→ **WHAT IS BEING ASKED**
Return a copy of each line that holds the string "count".
═══ DATA SECTION
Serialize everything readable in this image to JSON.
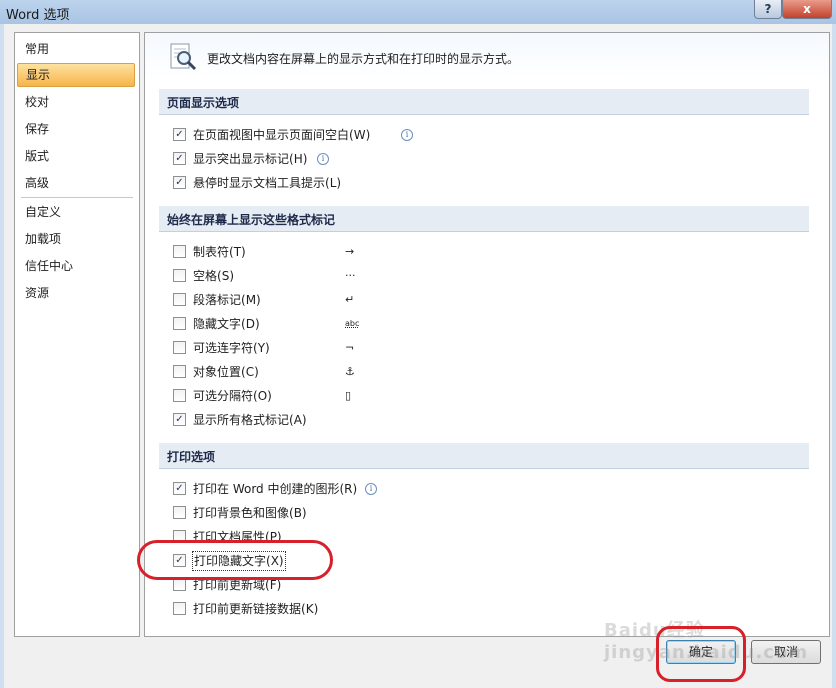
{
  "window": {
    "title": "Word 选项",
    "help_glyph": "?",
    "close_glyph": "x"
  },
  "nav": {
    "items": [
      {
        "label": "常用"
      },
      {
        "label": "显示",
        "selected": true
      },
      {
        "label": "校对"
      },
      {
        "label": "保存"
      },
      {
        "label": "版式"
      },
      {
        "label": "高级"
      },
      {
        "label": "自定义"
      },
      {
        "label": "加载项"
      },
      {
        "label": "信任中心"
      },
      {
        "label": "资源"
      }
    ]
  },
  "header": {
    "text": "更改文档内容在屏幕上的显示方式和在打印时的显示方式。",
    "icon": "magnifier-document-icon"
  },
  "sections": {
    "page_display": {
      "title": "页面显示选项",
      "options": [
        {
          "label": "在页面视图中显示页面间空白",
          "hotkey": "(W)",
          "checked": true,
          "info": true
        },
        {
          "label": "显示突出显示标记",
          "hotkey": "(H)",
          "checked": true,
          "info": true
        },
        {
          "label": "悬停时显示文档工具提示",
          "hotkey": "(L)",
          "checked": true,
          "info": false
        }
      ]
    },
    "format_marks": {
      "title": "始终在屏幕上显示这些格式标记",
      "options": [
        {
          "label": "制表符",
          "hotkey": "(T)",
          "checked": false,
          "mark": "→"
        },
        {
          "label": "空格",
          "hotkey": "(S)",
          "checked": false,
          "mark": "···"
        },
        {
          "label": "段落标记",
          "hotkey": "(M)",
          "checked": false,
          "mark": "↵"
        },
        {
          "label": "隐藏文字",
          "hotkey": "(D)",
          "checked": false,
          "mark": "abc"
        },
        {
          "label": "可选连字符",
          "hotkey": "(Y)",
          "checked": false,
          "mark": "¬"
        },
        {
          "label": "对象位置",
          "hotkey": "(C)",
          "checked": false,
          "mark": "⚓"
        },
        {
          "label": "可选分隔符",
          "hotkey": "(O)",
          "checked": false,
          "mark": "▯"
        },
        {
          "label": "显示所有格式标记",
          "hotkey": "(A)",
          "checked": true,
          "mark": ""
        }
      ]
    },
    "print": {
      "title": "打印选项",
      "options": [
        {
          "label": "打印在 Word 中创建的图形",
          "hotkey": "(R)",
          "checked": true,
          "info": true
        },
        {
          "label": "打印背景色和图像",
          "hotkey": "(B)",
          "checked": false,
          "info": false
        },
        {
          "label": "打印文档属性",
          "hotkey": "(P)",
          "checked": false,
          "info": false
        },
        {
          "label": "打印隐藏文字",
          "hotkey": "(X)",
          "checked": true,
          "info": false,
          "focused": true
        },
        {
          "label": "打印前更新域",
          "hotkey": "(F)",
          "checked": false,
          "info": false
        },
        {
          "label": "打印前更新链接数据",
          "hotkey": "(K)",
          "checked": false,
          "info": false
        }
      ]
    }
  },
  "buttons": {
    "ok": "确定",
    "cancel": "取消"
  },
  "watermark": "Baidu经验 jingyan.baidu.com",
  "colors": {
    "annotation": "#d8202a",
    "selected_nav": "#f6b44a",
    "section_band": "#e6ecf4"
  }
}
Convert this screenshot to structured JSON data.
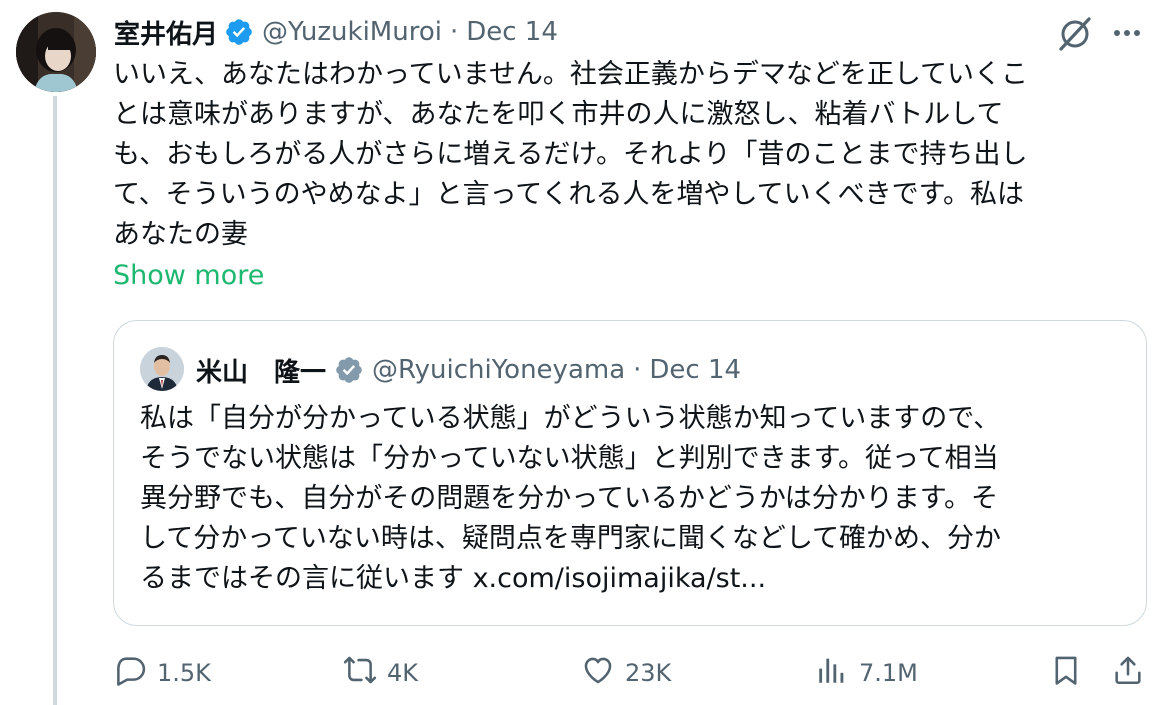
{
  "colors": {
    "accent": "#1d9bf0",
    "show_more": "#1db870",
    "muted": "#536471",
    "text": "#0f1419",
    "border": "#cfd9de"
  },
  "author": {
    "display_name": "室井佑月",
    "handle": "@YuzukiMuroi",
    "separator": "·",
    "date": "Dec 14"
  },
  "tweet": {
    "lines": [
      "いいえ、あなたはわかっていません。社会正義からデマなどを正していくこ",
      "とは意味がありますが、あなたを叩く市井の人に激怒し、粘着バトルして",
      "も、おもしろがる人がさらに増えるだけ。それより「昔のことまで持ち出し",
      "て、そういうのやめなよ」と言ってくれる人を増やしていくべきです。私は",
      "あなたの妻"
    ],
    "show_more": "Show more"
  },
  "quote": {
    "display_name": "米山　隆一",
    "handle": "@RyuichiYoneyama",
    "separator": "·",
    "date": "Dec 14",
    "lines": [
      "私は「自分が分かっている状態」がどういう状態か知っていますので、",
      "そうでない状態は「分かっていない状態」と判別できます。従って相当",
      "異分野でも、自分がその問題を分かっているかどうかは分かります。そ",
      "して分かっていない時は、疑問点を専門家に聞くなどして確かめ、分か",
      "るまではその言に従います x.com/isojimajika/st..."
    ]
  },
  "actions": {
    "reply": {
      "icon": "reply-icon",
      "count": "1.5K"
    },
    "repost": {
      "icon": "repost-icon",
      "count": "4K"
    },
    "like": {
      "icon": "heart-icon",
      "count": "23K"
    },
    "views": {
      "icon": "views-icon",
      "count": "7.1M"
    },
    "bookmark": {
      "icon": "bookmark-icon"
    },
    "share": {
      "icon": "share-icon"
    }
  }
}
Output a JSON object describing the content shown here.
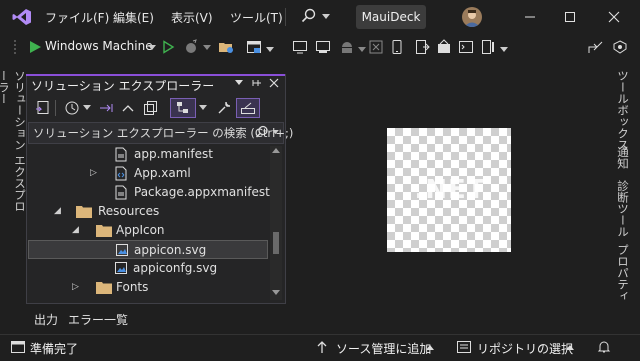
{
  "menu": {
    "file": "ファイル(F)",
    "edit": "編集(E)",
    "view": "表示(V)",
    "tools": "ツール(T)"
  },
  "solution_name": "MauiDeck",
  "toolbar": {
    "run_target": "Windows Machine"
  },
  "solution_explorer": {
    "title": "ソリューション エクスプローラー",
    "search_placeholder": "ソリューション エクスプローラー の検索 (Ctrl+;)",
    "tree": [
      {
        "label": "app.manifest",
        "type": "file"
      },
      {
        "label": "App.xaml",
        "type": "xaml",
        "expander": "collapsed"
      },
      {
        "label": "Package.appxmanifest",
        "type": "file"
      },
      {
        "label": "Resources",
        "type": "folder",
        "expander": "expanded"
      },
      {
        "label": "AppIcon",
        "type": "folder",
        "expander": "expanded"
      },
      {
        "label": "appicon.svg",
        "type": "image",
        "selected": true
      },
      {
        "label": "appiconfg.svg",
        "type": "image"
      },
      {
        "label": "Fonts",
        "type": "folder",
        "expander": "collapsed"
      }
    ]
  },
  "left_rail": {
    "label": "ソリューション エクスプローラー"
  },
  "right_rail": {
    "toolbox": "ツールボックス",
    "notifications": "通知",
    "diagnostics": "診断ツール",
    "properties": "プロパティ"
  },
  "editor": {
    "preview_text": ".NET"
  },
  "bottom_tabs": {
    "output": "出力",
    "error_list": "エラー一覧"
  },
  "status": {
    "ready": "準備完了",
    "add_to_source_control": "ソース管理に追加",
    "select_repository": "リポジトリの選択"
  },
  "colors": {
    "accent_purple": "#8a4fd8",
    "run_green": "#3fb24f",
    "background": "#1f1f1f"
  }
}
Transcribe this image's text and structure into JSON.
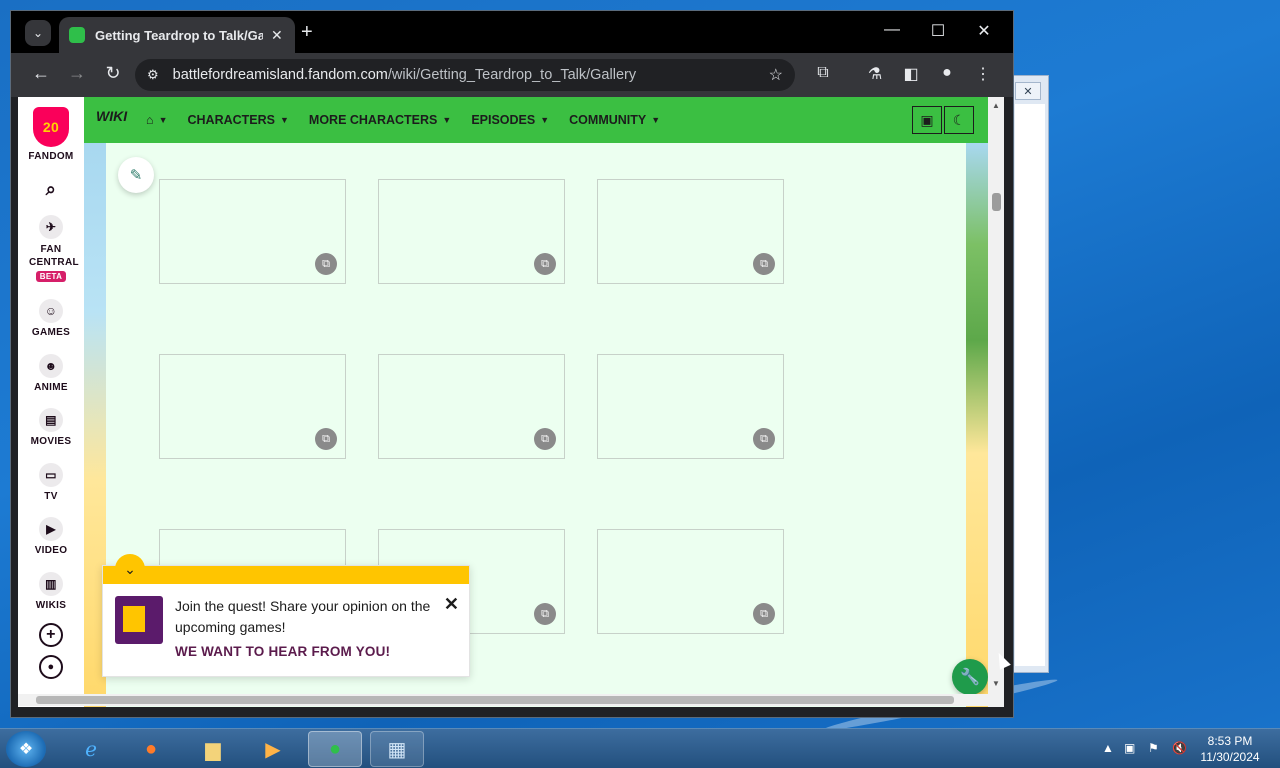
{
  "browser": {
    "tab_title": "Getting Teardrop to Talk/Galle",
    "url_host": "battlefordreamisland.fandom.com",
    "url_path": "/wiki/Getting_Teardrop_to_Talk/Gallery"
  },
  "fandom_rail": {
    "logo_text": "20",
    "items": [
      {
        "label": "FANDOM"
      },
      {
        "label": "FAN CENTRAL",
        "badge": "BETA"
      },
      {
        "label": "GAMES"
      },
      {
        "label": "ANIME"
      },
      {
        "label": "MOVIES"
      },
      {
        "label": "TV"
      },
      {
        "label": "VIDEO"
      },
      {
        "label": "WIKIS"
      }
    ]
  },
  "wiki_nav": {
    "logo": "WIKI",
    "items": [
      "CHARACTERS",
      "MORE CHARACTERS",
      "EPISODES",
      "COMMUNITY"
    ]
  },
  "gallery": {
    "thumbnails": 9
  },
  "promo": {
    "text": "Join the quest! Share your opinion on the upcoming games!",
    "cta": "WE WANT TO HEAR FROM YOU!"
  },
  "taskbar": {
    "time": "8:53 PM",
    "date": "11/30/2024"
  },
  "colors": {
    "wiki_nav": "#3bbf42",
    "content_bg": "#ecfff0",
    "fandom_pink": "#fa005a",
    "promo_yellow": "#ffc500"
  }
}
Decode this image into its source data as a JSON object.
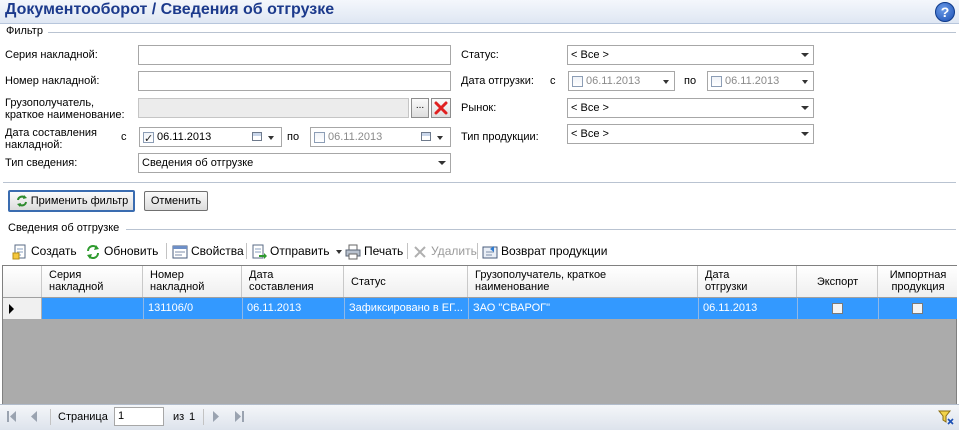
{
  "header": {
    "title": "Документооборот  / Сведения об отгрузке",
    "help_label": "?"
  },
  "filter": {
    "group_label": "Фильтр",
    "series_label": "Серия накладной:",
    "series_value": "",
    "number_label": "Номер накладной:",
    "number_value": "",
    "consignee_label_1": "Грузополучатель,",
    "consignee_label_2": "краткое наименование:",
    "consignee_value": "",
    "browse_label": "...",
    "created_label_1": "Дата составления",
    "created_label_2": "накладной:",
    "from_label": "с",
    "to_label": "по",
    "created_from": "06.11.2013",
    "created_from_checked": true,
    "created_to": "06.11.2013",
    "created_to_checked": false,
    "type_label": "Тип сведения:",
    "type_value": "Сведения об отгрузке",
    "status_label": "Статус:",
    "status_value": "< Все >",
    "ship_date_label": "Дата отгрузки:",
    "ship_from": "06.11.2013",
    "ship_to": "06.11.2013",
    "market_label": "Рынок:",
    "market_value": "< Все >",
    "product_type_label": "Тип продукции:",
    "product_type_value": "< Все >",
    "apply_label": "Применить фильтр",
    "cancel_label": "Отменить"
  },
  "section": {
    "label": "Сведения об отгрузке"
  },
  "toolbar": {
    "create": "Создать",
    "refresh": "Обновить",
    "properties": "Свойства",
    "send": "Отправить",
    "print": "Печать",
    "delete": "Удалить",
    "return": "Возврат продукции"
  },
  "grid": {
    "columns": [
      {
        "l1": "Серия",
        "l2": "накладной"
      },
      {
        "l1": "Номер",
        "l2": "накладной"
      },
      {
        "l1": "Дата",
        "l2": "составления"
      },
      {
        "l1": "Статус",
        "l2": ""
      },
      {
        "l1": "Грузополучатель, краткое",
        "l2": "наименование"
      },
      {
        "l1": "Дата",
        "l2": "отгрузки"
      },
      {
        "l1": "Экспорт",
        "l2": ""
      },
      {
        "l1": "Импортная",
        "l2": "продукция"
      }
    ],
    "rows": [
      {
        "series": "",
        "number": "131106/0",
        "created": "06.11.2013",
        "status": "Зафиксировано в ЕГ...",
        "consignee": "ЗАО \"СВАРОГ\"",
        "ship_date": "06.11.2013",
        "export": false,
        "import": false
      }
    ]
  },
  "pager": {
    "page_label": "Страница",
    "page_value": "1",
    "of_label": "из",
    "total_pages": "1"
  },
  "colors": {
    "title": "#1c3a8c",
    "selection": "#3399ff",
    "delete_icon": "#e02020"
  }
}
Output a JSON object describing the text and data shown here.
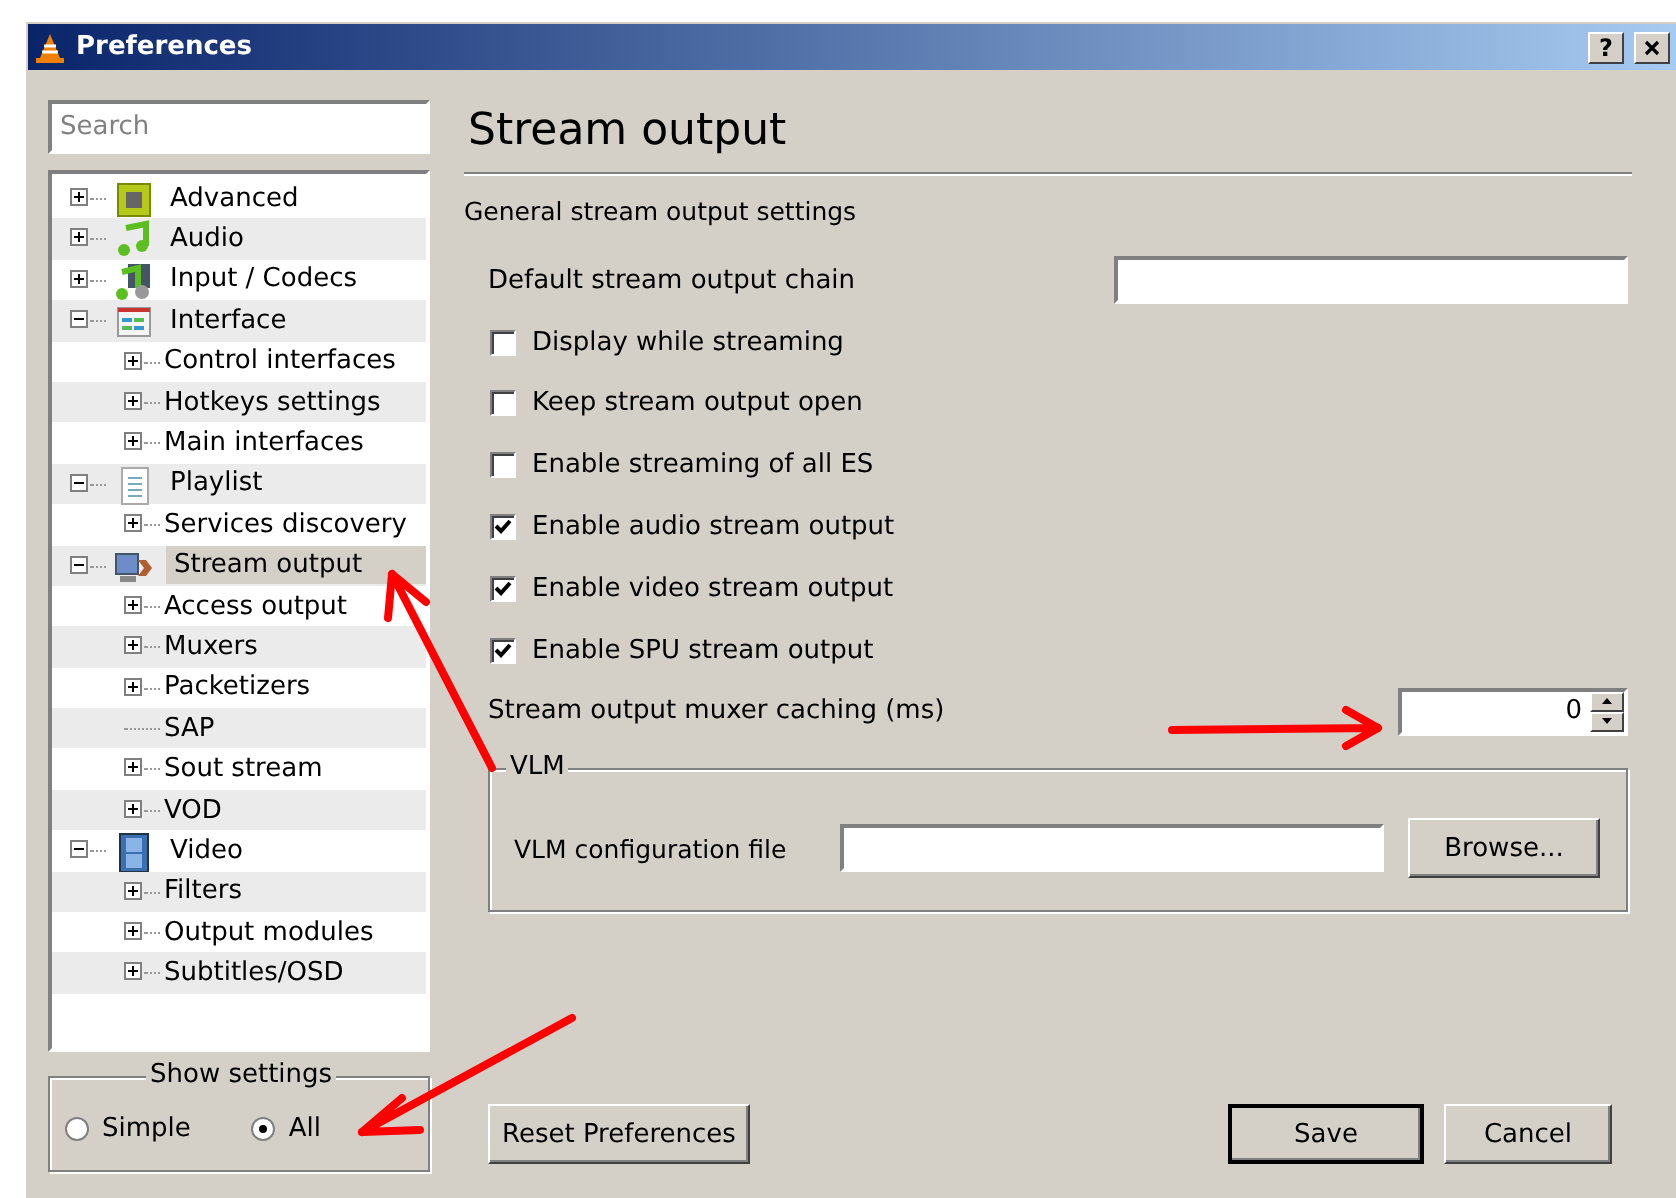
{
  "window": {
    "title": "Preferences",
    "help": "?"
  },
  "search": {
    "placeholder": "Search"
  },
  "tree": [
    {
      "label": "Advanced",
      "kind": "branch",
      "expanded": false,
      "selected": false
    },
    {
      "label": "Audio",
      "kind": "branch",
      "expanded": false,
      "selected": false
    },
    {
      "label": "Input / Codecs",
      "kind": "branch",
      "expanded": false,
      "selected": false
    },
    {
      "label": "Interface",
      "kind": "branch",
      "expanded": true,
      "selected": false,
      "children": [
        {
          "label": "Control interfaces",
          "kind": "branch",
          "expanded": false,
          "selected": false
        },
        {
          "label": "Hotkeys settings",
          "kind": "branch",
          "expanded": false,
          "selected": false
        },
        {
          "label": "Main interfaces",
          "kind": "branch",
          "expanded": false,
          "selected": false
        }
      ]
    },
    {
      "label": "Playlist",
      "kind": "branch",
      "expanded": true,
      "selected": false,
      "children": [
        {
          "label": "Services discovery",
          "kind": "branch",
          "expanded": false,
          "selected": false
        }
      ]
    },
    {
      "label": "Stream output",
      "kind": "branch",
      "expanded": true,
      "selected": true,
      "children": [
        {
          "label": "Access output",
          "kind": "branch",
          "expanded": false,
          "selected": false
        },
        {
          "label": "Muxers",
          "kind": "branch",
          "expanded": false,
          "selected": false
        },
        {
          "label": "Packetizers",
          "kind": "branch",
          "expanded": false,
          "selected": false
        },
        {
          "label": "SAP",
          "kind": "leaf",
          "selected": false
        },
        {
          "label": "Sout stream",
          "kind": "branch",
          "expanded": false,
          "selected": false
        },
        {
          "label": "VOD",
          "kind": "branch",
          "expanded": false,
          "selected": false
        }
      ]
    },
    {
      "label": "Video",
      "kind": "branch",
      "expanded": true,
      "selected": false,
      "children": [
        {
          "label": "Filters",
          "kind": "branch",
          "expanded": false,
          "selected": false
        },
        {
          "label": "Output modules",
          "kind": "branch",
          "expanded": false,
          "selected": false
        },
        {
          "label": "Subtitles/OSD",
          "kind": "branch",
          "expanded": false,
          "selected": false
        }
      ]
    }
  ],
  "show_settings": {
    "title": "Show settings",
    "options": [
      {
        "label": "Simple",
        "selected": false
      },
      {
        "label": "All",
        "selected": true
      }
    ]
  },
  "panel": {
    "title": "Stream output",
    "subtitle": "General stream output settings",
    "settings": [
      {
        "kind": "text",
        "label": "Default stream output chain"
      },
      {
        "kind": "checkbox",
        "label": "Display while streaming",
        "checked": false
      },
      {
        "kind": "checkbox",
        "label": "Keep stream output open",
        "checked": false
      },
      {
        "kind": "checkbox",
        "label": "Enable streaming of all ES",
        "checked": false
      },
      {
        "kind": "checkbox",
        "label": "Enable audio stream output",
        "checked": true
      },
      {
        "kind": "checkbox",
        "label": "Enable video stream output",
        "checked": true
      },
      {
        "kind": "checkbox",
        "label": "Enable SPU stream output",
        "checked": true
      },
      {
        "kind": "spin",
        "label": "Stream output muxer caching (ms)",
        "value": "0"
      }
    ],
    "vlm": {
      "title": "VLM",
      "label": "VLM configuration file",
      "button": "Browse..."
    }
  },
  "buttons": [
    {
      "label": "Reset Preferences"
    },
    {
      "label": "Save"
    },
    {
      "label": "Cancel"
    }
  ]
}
══════
→ **COMPLETE RESPONSE**
      "count": "1.5K"
      "count": "4K"
      "count": "23K"
      "count": "7.1M"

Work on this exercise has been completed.